**Work instructions**: What follows is a set of entries. Repeat them exactly, but not their pictures.

╭─ Data shown

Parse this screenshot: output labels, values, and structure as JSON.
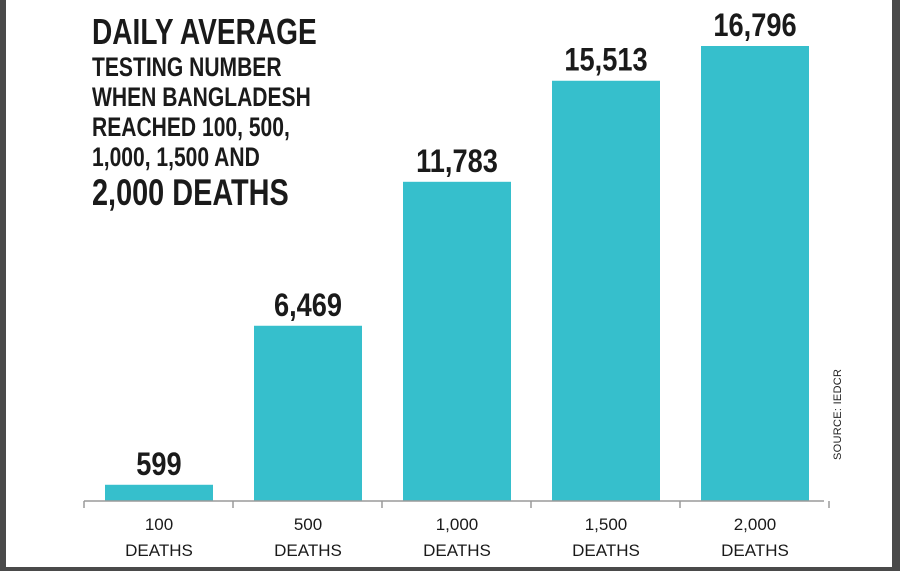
{
  "chart_data": {
    "type": "bar",
    "title_lines": [
      "DAILY AVERAGE",
      "TESTING NUMBER",
      "WHEN BANGLADESH",
      "REACHED 100, 500,",
      "1,000, 1,500 AND",
      "2,000 DEATHS"
    ],
    "categories": [
      [
        "100",
        "DEATHS"
      ],
      [
        "500",
        "DEATHS"
      ],
      [
        "1,000",
        "DEATHS"
      ],
      [
        "1,500",
        "DEATHS"
      ],
      [
        "2,000",
        "DEATHS"
      ]
    ],
    "values": [
      599,
      6469,
      11783,
      15513,
      16796
    ],
    "value_labels": [
      "599",
      "6,469",
      "11,783",
      "15,513",
      "16,796"
    ],
    "source": "SOURCE: IEDCR",
    "bar_color": "#36bfcc",
    "text_color": "#1a1a1a",
    "axis_color": "#9a9a9a",
    "ylim": [
      0,
      16796
    ],
    "grid": false
  }
}
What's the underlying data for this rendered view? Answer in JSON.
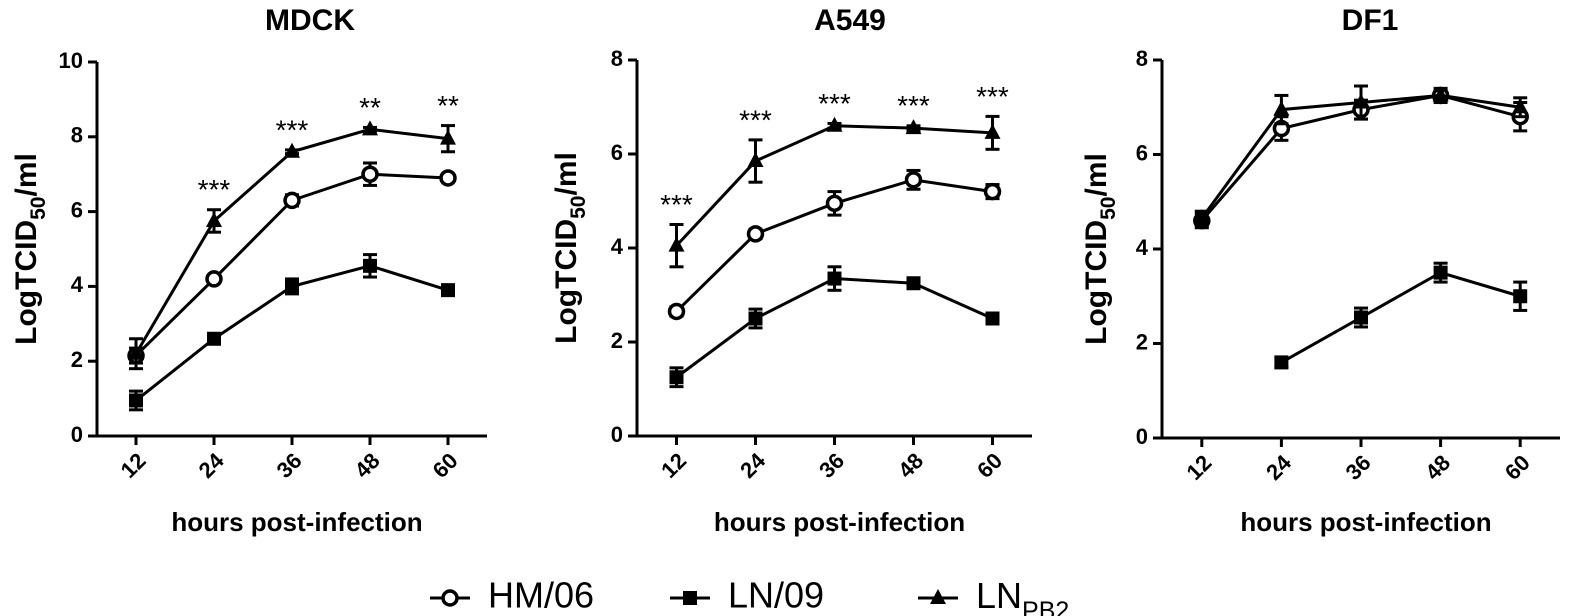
{
  "chart_data": [
    {
      "type": "line",
      "title": "MDCK",
      "xlabel": "hours post-infection",
      "ylabel": [
        "LogTCID",
        "50",
        "/ml"
      ],
      "x": [
        12,
        24,
        36,
        48,
        60
      ],
      "xlim": [
        6,
        66
      ],
      "xticks": [
        12,
        24,
        36,
        48,
        60
      ],
      "ylim": [
        0,
        10
      ],
      "yticks": [
        0,
        2,
        4,
        6,
        8,
        10
      ],
      "series": [
        {
          "marker": "open-circle",
          "color": "#000000",
          "values": [
            2.15,
            4.2,
            6.3,
            7.0,
            6.9
          ],
          "errors": [
            0.2,
            0.1,
            0.15,
            0.3,
            0.1
          ]
        },
        {
          "marker": "square",
          "color": "#000000",
          "values": [
            0.95,
            2.6,
            4.0,
            4.55,
            3.9
          ],
          "errors": [
            0.25,
            0.1,
            0.2,
            0.3,
            0.1
          ]
        },
        {
          "marker": "triangle",
          "color": "#000000",
          "values": [
            2.2,
            5.75,
            7.6,
            8.2,
            7.95
          ],
          "errors": [
            0.4,
            0.3,
            0.05,
            0.05,
            0.35
          ]
        }
      ],
      "annotations": [
        null,
        "***",
        "***",
        "**",
        "**"
      ]
    },
    {
      "type": "line",
      "title": "A549",
      "xlabel": "hours post-infection",
      "ylabel": [
        "LogTCID",
        "50",
        "/ml"
      ],
      "x": [
        12,
        24,
        36,
        48,
        60
      ],
      "xlim": [
        6,
        66
      ],
      "xticks": [
        12,
        24,
        36,
        48,
        60
      ],
      "ylim": [
        0,
        8
      ],
      "yticks": [
        0,
        2,
        4,
        6,
        8
      ],
      "series": [
        {
          "marker": "open-circle",
          "color": "#000000",
          "values": [
            2.65,
            4.3,
            4.95,
            5.45,
            5.2
          ],
          "errors": [
            0.1,
            0.1,
            0.25,
            0.2,
            0.15
          ]
        },
        {
          "marker": "square",
          "color": "#000000",
          "values": [
            1.25,
            2.5,
            3.35,
            3.25,
            2.5
          ],
          "errors": [
            0.2,
            0.2,
            0.25,
            0.1,
            0.1
          ]
        },
        {
          "marker": "triangle",
          "color": "#000000",
          "values": [
            4.05,
            5.85,
            6.6,
            6.55,
            6.45
          ],
          "errors": [
            0.45,
            0.45,
            0.05,
            0.05,
            0.35
          ]
        }
      ],
      "annotations": [
        "***",
        "***",
        "***",
        "***",
        "***"
      ]
    },
    {
      "type": "line",
      "title": "DF1",
      "xlabel": "hours post-infection",
      "ylabel": [
        "LogTCID",
        "50",
        "/ml"
      ],
      "x": [
        12,
        24,
        36,
        48,
        60
      ],
      "xlim": [
        6,
        66
      ],
      "xticks": [
        12,
        24,
        36,
        48,
        60
      ],
      "ylim": [
        0,
        8
      ],
      "yticks": [
        0,
        2,
        4,
        6,
        8
      ],
      "series": [
        {
          "marker": "open-circle",
          "color": "#000000",
          "values": [
            4.6,
            6.55,
            6.95,
            7.25,
            6.8
          ],
          "errors": [
            0.15,
            0.25,
            0.2,
            0.15,
            0.3
          ]
        },
        {
          "marker": "square",
          "color": "#000000",
          "values": [
            null,
            1.6,
            2.55,
            3.5,
            3.0
          ],
          "errors": [
            null,
            0.1,
            0.2,
            0.2,
            0.3
          ]
        },
        {
          "marker": "triangle",
          "color": "#000000",
          "values": [
            4.65,
            6.95,
            7.1,
            7.25,
            7.0
          ],
          "errors": [
            0.15,
            0.3,
            0.35,
            0.1,
            0.2
          ]
        }
      ],
      "annotations": [
        null,
        null,
        null,
        null,
        null
      ]
    }
  ],
  "legend": [
    "HM/06",
    "LN/09",
    [
      "LN",
      "PB2"
    ]
  ]
}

╰─

**Solution to the exercise**:
Parse this screenshot: output labels, values, and structure as JSON.
{
  "chart_data": {
    "type": "bar",
    "title_lines": [
      "DAILY AVERAGE",
      "TESTING NUMBER",
      "WHEN BANGLADESH",
      "REACHED 100, 500,",
      "1,000, 1,500 AND",
      "2,000 DEATHS"
    ],
    "categories": [
      [
        "100",
        "DEATHS"
      ],
      [
        "500",
        "DEATHS"
      ],
      [
        "1,000",
        "DEATHS"
      ],
      [
        "1,500",
        "DEATHS"
      ],
      [
        "2,000",
        "DEATHS"
      ]
    ],
    "values": [
      599,
      6469,
      11783,
      15513,
      16796
    ],
    "value_labels": [
      "599",
      "6,469",
      "11,783",
      "15,513",
      "16,796"
    ],
    "source": "SOURCE: IEDCR",
    "bar_color": "#36bfcc",
    "text_color": "#1a1a1a",
    "axis_color": "#9a9a9a",
    "ylim": [
      0,
      16796
    ],
    "grid": false
  }
}
What's the underlying data for this rendered view? Answer in JSON.
{
  "chart_data": [
    {
      "type": "line",
      "title": "MDCK",
      "xlabel": "hours post-infection",
      "ylabel": [
        "LogTCID",
        "50",
        "/ml"
      ],
      "x": [
        12,
        24,
        36,
        48,
        60
      ],
      "xlim": [
        6,
        66
      ],
      "xticks": [
        12,
        24,
        36,
        48,
        60
      ],
      "ylim": [
        0,
        10
      ],
      "yticks": [
        0,
        2,
        4,
        6,
        8,
        10
      ],
      "series": [
        {
          "marker": "open-circle",
          "color": "#000000",
          "values": [
            2.15,
            4.2,
            6.3,
            7.0,
            6.9
          ],
          "errors": [
            0.2,
            0.1,
            0.15,
            0.3,
            0.1
          ]
        },
        {
          "marker": "square",
          "color": "#000000",
          "values": [
            0.95,
            2.6,
            4.0,
            4.55,
            3.9
          ],
          "errors": [
            0.25,
            0.1,
            0.2,
            0.3,
            0.1
          ]
        },
        {
          "marker": "triangle",
          "color": "#000000",
          "values": [
            2.2,
            5.75,
            7.6,
            8.2,
            7.95
          ],
          "errors": [
            0.4,
            0.3,
            0.05,
            0.05,
            0.35
          ]
        }
      ],
      "annotations": [
        null,
        "***",
        "***",
        "**",
        "**"
      ]
    },
    {
      "type": "line",
      "title": "A549",
      "xlabel": "hours post-infection",
      "ylabel": [
        "LogTCID",
        "50",
        "/ml"
      ],
      "x": [
        12,
        24,
        36,
        48,
        60
      ],
      "xlim": [
        6,
        66
      ],
      "xticks": [
        12,
        24,
        36,
        48,
        60
      ],
      "ylim": [
        0,
        8
      ],
      "yticks": [
        0,
        2,
        4,
        6,
        8
      ],
      "series": [
        {
          "marker": "open-circle",
          "color": "#000000",
          "values": [
            2.65,
            4.3,
            4.95,
            5.45,
            5.2
          ],
          "errors": [
            0.1,
            0.1,
            0.25,
            0.2,
            0.15
          ]
        },
        {
          "marker": "square",
          "color": "#000000",
          "values": [
            1.25,
            2.5,
            3.35,
            3.25,
            2.5
          ],
          "errors": [
            0.2,
            0.2,
            0.25,
            0.1,
            0.1
          ]
        },
        {
          "marker": "triangle",
          "color": "#000000",
          "values": [
            4.05,
            5.85,
            6.6,
            6.55,
            6.45
          ],
          "errors": [
            0.45,
            0.45,
            0.05,
            0.05,
            0.35
          ]
        }
      ],
      "annotations": [
        "***",
        "***",
        "***",
        "***",
        "***"
      ]
    },
    {
      "type": "line",
      "title": "DF1",
      "xlabel": "hours post-infection",
      "ylabel": [
        "LogTCID",
        "50",
        "/ml"
      ],
      "x": [
        12,
        24,
        36,
        48,
        60
      ],
      "xlim": [
        6,
        66
      ],
      "xticks": [
        12,
        24,
        36,
        48,
        60
      ],
      "ylim": [
        0,
        8
      ],
      "yticks": [
        0,
        2,
        4,
        6,
        8
      ],
      "series": [
        {
          "marker": "open-circle",
          "color": "#000000",
          "values": [
            4.6,
            6.55,
            6.95,
            7.25,
            6.8
          ],
          "errors": [
            0.15,
            0.25,
            0.2,
            0.15,
            0.3
          ]
        },
        {
          "marker": "square",
          "color": "#000000",
          "values": [
            null,
            1.6,
            2.55,
            3.5,
            3.0
          ],
          "errors": [
            null,
            0.1,
            0.2,
            0.2,
            0.3
          ]
        },
        {
          "marker": "triangle",
          "color": "#000000",
          "values": [
            4.65,
            6.95,
            7.1,
            7.25,
            7.0
          ],
          "errors": [
            0.15,
            0.3,
            0.35,
            0.1,
            0.2
          ]
        }
      ],
      "annotations": [
        null,
        null,
        null,
        null,
        null
      ]
    }
  ],
  "legend": [
    "HM/06",
    "LN/09",
    [
      "LN",
      "PB2"
    ]
  ]
}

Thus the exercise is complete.